--- Supplied data ---
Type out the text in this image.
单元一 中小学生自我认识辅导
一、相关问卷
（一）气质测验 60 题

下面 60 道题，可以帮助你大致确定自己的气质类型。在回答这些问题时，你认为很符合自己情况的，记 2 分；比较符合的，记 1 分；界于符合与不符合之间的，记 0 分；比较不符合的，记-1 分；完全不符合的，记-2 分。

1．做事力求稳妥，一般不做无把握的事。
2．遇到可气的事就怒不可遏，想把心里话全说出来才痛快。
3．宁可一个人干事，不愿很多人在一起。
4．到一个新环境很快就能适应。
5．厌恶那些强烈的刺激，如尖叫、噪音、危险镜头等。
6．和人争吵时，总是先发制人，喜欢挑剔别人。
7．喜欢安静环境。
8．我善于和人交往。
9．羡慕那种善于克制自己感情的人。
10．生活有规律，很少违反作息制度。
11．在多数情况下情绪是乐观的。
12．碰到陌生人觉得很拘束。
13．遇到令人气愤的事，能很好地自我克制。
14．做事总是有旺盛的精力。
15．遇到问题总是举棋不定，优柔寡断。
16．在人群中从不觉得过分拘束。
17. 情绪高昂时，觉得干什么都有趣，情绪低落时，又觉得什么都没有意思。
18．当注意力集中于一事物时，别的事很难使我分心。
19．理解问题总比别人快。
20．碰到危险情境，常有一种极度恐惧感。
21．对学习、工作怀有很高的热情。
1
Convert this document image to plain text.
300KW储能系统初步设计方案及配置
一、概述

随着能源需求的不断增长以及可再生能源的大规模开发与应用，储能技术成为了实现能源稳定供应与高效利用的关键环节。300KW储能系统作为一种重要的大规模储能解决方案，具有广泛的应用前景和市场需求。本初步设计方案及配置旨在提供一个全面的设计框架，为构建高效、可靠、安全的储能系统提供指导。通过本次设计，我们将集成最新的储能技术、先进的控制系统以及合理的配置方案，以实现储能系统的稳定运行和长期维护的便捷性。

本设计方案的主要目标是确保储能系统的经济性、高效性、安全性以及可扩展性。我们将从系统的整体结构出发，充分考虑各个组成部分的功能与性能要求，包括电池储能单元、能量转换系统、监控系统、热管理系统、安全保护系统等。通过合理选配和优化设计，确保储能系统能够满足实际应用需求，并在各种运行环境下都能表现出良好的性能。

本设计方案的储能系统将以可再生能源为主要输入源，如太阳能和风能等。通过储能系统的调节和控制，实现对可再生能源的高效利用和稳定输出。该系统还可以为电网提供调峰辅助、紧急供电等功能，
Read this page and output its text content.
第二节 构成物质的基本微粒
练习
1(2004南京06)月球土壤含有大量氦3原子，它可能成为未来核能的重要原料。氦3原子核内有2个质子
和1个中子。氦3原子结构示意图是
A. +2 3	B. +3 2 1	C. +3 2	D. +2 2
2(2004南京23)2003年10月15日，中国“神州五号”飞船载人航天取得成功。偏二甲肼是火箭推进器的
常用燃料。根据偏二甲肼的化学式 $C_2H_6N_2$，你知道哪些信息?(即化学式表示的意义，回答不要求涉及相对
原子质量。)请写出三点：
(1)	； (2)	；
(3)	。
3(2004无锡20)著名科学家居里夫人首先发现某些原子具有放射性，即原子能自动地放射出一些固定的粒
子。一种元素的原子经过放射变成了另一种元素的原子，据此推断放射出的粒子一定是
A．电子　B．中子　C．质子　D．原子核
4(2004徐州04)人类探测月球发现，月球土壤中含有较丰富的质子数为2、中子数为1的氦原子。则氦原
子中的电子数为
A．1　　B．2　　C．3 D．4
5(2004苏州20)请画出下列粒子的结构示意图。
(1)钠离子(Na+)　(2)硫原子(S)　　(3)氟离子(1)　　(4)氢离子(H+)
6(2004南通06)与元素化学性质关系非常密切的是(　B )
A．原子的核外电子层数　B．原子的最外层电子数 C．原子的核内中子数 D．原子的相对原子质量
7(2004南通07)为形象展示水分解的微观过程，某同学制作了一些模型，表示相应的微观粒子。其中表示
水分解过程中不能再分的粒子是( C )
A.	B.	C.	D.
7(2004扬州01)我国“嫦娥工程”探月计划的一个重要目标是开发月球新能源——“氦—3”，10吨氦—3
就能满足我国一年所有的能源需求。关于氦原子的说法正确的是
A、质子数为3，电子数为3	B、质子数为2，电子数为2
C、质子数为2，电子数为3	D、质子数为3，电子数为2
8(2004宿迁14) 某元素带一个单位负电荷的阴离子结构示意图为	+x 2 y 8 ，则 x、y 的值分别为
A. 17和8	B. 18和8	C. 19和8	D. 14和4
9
---
Problem description - In the records above, locate the lines holding the word "this". Copy each of them.

Output -
Type out the text in this image.
Convert this document image to plain text.
Read this page and output its text content.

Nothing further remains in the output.